Material supplied:
—————

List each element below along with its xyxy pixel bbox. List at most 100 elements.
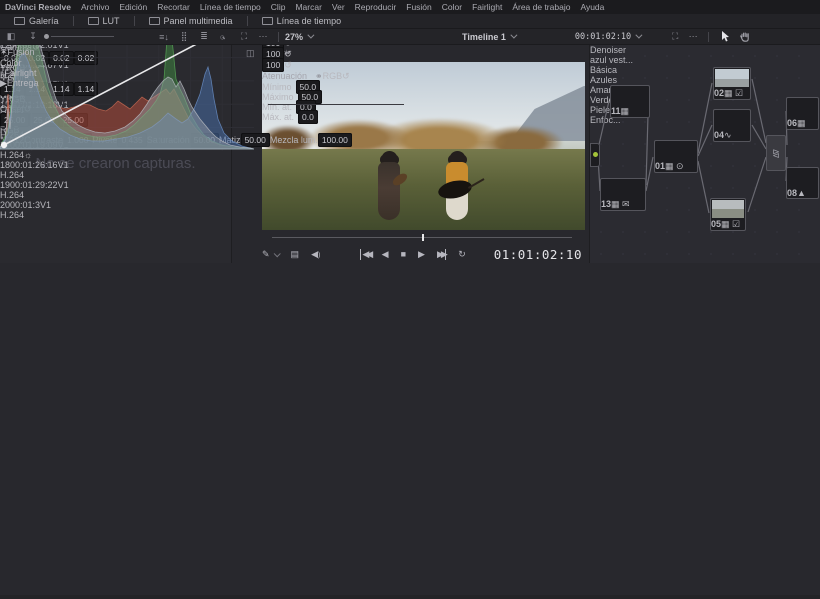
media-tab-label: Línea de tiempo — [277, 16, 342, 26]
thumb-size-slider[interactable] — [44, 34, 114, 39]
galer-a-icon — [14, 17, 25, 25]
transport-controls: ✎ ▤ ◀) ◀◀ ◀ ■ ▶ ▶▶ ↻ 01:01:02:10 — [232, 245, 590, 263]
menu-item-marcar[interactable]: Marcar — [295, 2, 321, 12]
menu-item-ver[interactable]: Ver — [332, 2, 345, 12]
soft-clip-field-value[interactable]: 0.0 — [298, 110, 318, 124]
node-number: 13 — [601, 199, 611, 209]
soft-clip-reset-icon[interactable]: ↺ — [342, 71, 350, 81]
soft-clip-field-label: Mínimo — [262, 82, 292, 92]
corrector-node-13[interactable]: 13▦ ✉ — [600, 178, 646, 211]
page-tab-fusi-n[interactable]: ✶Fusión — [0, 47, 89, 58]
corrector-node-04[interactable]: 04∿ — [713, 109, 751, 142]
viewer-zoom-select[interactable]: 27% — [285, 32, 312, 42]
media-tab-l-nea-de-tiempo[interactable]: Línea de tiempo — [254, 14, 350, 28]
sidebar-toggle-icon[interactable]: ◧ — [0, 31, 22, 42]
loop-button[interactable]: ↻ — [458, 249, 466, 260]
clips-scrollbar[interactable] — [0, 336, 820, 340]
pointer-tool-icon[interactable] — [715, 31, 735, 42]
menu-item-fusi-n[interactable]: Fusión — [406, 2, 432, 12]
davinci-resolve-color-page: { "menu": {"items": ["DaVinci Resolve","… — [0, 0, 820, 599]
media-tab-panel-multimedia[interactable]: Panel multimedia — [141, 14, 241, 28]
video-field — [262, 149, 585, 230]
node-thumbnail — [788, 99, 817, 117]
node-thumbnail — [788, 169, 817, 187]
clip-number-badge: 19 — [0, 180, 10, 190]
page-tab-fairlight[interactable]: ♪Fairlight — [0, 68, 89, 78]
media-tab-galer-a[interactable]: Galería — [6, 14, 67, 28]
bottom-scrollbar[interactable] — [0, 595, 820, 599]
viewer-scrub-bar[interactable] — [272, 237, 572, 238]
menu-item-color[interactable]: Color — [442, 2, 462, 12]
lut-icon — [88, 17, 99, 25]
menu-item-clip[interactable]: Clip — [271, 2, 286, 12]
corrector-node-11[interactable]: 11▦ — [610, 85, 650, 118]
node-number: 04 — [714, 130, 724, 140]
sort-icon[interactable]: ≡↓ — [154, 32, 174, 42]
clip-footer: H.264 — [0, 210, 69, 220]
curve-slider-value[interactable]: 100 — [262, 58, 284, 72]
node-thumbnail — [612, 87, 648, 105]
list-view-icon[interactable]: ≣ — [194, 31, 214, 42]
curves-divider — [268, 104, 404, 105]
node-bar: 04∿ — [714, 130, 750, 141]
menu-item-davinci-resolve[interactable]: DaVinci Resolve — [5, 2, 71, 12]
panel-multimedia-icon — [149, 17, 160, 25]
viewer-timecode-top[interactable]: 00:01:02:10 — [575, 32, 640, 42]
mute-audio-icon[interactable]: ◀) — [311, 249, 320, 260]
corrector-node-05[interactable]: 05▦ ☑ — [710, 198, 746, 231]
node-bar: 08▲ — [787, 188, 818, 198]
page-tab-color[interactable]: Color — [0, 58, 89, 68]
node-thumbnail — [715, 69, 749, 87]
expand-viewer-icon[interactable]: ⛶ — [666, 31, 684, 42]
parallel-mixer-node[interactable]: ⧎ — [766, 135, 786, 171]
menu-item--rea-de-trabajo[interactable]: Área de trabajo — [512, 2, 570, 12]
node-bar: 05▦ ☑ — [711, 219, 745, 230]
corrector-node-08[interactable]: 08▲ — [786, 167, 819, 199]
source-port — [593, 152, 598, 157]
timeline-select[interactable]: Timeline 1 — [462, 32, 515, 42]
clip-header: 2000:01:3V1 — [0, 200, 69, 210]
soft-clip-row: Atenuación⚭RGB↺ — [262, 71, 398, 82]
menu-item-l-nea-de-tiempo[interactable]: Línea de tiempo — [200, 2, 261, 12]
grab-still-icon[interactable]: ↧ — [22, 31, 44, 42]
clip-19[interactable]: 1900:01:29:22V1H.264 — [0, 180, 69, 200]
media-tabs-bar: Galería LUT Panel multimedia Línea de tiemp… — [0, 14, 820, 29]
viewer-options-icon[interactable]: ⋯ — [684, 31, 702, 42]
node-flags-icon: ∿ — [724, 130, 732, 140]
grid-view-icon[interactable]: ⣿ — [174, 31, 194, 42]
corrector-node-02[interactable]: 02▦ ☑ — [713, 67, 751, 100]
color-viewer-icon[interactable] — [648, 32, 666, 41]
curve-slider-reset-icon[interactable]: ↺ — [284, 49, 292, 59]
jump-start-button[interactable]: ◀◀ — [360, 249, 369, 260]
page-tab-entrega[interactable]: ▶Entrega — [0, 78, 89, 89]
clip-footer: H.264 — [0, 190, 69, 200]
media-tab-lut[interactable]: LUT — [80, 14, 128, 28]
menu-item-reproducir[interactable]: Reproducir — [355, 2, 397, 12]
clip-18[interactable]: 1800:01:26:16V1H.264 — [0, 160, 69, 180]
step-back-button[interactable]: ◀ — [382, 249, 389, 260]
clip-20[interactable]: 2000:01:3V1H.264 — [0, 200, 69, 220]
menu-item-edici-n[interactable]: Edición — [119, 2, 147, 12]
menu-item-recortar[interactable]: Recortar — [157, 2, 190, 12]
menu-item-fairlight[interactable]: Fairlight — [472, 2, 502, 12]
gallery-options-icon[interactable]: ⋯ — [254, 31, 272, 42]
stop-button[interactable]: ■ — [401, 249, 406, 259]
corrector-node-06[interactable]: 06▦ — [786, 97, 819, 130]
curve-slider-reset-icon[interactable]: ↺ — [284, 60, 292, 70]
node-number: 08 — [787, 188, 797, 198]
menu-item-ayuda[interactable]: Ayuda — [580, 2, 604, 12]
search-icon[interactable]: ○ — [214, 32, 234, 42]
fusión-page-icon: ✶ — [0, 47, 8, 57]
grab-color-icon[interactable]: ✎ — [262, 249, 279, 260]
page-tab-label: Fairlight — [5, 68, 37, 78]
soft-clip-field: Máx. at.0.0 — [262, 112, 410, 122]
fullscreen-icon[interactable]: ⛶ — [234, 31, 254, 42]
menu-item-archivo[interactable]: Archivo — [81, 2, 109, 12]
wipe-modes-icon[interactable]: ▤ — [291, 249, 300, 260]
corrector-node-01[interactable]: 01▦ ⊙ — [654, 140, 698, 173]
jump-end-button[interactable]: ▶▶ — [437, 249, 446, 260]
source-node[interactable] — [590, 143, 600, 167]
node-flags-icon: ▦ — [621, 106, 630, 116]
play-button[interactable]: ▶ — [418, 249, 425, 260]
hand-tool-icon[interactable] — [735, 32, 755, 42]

—————

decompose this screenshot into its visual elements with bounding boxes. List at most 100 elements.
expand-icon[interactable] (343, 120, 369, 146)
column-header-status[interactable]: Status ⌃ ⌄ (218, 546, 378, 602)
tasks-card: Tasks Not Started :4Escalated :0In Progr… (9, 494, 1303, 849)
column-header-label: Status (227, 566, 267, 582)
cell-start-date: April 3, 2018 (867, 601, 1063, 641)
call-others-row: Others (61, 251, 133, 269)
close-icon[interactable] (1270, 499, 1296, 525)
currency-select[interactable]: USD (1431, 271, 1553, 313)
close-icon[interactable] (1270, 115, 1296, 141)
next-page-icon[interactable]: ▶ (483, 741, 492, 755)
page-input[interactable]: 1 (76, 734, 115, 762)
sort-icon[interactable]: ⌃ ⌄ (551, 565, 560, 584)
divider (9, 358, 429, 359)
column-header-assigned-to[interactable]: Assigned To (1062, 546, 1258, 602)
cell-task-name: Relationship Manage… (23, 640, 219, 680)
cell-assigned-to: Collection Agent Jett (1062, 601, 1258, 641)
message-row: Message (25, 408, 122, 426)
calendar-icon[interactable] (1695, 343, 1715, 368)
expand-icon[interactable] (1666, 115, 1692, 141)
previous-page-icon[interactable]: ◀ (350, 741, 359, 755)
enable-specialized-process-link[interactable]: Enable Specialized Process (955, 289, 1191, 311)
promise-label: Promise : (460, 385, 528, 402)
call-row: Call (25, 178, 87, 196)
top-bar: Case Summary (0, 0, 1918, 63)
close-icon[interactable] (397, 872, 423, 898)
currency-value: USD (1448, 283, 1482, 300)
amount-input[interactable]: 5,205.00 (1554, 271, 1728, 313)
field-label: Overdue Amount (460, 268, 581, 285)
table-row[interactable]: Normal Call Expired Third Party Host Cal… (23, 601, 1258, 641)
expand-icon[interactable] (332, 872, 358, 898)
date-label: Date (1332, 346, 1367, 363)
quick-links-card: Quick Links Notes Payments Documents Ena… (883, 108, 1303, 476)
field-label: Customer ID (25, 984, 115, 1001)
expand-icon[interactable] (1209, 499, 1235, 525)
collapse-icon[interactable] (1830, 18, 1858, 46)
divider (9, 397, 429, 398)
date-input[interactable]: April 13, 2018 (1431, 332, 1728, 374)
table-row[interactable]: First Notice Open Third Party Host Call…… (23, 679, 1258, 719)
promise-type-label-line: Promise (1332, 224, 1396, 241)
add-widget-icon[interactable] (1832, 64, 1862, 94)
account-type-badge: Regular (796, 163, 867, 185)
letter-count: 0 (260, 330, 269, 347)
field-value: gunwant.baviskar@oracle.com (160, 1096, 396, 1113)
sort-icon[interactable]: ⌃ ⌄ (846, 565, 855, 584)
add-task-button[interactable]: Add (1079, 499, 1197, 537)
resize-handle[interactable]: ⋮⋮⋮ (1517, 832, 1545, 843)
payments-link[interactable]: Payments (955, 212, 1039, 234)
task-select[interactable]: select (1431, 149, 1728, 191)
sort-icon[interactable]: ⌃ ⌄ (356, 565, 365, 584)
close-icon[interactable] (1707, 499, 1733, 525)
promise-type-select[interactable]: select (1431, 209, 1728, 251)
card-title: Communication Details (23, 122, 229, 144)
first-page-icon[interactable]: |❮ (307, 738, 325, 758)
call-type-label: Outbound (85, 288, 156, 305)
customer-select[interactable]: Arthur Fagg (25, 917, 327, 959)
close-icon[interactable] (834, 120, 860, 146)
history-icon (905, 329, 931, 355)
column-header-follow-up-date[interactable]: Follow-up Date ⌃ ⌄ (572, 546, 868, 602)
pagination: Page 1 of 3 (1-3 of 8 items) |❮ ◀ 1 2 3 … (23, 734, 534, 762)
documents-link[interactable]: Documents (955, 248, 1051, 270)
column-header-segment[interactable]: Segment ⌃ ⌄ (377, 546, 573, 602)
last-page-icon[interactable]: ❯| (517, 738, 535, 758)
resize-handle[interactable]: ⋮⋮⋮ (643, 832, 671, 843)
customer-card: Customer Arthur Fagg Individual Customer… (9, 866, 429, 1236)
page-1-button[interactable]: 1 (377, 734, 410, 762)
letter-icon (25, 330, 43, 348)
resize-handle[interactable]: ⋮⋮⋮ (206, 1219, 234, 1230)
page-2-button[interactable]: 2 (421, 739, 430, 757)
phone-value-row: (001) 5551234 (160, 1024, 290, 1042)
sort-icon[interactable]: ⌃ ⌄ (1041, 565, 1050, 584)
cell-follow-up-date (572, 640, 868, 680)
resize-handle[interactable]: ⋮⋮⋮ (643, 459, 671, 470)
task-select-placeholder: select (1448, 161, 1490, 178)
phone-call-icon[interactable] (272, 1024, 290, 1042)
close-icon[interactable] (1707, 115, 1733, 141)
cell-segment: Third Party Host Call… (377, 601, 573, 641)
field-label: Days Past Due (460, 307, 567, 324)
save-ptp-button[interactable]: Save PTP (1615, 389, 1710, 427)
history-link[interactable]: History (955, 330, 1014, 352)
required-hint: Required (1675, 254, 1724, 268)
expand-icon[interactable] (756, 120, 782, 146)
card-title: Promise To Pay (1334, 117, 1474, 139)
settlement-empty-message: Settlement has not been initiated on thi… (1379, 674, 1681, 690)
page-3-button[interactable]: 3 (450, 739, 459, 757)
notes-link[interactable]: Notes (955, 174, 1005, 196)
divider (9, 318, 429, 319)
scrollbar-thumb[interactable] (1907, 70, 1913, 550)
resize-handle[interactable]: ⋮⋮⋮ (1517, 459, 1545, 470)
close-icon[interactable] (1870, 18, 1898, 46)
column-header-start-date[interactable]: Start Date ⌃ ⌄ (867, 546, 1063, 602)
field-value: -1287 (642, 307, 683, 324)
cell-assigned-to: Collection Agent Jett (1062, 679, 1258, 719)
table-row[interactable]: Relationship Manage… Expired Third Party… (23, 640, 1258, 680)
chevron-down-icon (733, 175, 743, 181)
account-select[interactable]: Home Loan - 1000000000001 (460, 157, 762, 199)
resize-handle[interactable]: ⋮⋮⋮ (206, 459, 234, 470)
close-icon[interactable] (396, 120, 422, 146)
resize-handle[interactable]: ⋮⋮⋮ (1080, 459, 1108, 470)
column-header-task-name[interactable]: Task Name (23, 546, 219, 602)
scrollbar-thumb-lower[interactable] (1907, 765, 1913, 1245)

—————

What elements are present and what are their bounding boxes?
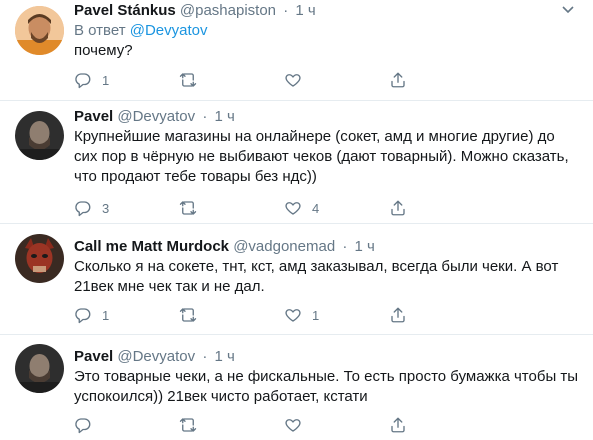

—————

Written task: Please copy everything from the row containing "decompose this screenshot" down to the row containing "table-row[interactable]: Normal Call", word for word and with both of those rows included.

Result for this exercise:
decompose this screenshot into its visual elements with bounding boxes. List at most 100 elements.
expand-icon[interactable] (343, 120, 369, 146)
column-header-status[interactable]: Status ⌃ ⌄ (218, 546, 378, 602)
tasks-card: Tasks Not Started :4Escalated :0In Progr… (9, 494, 1303, 849)
column-header-label: Status (227, 566, 267, 582)
cell-start-date: April 3, 2018 (867, 601, 1063, 641)
call-others-row: Others (61, 251, 133, 269)
close-icon[interactable] (1270, 499, 1296, 525)
currency-select[interactable]: USD (1431, 271, 1553, 313)
close-icon[interactable] (1270, 115, 1296, 141)
next-page-icon[interactable]: ▶ (483, 741, 492, 755)
page-input[interactable]: 1 (76, 734, 115, 762)
sort-icon[interactable]: ⌃ ⌄ (551, 565, 560, 584)
divider (9, 358, 429, 359)
column-header-assigned-to[interactable]: Assigned To (1062, 546, 1258, 602)
cell-task-name: Relationship Manage… (23, 640, 219, 680)
cell-assigned-to: Collection Agent Jett (1062, 601, 1258, 641)
message-row: Message (25, 408, 122, 426)
calendar-icon[interactable] (1695, 343, 1715, 368)
expand-icon[interactable] (1666, 115, 1692, 141)
previous-page-icon[interactable]: ◀ (350, 741, 359, 755)
enable-specialized-process-link[interactable]: Enable Specialized Process (955, 289, 1191, 311)
promise-label: Promise : (460, 385, 528, 402)
call-row: Call (25, 178, 87, 196)
top-bar: Case Summary (0, 0, 1918, 63)
close-icon[interactable] (397, 872, 423, 898)
currency-value: USD (1448, 283, 1482, 300)
amount-input[interactable]: 5,205.00 (1554, 271, 1728, 313)
field-label: Overdue Amount (460, 268, 581, 285)
table-row[interactable]: Normal Call Expired Third Party Host Cal… (23, 601, 1258, 641)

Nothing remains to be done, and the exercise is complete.